** start **

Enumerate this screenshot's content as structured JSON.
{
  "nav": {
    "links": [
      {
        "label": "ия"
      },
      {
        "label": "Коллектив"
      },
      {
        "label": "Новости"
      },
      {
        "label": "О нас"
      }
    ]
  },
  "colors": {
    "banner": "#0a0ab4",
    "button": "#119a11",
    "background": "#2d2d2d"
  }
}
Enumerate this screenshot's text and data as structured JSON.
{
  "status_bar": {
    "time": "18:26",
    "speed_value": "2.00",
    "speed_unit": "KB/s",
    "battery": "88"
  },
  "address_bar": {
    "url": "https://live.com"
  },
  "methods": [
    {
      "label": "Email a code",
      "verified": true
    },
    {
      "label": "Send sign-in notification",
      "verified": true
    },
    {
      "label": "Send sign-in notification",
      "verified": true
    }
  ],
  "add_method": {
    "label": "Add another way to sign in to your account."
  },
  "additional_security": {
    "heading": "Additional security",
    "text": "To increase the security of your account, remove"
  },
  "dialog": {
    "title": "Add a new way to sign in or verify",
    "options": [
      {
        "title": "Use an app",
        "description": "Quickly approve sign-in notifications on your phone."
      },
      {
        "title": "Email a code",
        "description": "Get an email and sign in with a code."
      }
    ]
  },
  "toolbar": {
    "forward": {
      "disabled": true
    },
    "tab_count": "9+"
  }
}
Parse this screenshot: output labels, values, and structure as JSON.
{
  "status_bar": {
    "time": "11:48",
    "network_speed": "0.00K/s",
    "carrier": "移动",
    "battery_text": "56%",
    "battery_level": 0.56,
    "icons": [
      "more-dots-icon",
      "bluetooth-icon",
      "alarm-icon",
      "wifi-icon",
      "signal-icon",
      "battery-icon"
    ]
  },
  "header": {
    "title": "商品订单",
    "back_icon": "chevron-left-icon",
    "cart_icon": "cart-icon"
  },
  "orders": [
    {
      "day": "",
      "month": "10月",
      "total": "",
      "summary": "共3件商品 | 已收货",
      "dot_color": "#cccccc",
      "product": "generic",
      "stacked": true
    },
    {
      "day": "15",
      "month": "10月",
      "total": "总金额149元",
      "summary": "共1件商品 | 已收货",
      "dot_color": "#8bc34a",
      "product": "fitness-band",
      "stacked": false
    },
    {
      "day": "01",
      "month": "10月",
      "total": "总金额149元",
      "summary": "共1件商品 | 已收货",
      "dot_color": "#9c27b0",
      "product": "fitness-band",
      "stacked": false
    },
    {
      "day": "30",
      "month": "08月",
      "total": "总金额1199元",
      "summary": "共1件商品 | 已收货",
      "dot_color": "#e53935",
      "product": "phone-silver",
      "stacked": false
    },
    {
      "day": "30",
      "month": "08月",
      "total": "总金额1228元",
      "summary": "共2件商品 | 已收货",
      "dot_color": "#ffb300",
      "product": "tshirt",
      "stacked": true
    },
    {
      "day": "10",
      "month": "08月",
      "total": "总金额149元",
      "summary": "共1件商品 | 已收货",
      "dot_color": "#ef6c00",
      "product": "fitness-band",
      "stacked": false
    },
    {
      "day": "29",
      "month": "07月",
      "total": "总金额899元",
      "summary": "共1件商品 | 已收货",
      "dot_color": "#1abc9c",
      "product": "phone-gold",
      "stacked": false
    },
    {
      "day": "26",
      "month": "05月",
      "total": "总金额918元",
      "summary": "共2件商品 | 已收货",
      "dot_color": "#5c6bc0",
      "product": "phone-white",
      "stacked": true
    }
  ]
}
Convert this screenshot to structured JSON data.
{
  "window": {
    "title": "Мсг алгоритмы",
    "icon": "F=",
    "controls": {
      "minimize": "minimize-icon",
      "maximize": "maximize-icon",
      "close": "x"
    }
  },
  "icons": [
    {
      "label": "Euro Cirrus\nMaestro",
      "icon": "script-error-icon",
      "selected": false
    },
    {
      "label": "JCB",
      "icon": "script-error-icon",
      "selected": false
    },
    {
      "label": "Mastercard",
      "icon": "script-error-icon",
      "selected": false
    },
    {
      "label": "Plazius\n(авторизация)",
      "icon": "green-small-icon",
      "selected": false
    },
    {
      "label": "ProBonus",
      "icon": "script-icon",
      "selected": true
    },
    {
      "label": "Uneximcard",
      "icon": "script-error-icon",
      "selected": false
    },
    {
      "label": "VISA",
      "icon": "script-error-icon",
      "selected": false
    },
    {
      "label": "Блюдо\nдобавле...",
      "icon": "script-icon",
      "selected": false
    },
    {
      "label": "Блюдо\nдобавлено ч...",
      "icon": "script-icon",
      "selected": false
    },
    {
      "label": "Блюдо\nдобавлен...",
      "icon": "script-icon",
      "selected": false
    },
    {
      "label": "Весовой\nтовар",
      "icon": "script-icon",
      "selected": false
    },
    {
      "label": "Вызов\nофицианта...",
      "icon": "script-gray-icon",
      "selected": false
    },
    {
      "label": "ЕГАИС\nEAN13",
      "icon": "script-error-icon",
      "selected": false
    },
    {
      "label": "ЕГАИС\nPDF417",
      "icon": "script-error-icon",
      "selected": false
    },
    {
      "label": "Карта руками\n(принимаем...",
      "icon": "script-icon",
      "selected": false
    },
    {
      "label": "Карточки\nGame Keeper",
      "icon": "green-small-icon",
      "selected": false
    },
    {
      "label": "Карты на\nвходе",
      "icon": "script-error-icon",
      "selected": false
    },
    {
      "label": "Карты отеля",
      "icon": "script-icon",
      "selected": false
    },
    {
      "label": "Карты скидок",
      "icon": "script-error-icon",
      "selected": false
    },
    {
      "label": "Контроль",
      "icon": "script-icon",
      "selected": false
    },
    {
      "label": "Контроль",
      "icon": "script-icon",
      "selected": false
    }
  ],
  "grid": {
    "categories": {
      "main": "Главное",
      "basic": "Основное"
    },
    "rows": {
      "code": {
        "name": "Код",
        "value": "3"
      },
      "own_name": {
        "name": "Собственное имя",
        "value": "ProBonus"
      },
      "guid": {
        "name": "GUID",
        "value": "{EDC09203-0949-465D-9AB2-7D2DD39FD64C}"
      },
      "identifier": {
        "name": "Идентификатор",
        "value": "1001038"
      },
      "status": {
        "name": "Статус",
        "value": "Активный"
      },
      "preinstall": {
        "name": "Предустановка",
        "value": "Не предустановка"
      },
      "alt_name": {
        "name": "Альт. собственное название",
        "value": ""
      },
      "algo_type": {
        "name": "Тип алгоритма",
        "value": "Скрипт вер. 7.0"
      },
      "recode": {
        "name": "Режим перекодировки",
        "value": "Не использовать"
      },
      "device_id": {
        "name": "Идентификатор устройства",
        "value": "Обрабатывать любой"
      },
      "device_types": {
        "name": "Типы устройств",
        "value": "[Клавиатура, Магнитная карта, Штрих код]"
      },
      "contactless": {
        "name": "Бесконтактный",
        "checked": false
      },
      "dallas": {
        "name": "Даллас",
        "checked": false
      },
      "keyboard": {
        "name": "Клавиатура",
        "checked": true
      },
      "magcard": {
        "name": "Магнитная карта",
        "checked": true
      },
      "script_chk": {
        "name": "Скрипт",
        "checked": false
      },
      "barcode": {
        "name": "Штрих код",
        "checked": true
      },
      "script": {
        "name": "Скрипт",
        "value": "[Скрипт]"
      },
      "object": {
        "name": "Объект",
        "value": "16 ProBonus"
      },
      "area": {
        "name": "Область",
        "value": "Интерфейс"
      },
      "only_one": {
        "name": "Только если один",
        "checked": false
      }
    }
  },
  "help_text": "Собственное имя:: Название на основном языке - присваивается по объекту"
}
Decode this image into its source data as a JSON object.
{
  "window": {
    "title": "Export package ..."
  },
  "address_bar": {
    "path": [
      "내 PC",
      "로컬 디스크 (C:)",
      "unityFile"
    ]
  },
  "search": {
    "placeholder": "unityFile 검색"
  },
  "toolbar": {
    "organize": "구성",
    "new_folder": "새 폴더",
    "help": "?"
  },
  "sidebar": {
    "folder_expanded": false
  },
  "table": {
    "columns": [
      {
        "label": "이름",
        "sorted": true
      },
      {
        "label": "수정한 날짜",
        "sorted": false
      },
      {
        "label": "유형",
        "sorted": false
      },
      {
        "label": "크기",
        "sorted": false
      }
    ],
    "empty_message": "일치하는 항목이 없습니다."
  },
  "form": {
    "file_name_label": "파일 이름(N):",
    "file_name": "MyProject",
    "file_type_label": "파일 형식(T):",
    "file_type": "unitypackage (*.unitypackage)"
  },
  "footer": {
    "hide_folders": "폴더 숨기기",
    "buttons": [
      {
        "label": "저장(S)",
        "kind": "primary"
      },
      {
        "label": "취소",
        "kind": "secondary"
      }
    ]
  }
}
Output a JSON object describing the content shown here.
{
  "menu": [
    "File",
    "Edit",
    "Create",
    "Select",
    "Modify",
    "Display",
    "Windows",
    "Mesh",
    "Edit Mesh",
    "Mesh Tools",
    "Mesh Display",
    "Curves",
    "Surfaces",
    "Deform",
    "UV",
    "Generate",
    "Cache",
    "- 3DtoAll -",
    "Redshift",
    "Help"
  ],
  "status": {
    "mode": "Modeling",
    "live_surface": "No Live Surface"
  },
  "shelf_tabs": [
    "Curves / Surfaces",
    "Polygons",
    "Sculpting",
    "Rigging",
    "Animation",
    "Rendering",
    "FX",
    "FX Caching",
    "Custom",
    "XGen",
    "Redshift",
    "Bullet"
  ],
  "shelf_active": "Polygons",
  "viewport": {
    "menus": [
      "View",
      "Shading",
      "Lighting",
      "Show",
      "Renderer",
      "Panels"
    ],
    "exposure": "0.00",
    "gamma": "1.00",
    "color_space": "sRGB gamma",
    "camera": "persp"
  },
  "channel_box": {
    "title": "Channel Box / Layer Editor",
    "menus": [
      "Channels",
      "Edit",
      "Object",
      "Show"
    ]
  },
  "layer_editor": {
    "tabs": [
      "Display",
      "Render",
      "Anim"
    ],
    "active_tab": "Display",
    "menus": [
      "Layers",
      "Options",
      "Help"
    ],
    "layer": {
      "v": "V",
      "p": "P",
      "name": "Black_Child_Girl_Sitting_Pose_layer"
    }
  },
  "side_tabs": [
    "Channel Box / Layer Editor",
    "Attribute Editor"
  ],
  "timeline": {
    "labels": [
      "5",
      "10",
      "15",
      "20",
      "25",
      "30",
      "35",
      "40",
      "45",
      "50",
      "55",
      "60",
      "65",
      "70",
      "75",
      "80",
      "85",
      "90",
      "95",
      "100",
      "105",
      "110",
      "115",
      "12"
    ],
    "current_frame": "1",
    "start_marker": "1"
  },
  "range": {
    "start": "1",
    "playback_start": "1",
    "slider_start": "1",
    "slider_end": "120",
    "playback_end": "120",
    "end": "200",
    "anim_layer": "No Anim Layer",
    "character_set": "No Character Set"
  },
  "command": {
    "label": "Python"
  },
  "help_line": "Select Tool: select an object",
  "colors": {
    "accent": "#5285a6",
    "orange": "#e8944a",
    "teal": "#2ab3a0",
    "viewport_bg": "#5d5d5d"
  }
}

** end **

-- YOUR GOAL --
Search the entries for "ProBonus" and copy out each line that has it.

-- REPLY TO THE EXERCISE --
      "label": "ProBonus",
        "value": "ProBonus"
        "value": "16 ProBonus"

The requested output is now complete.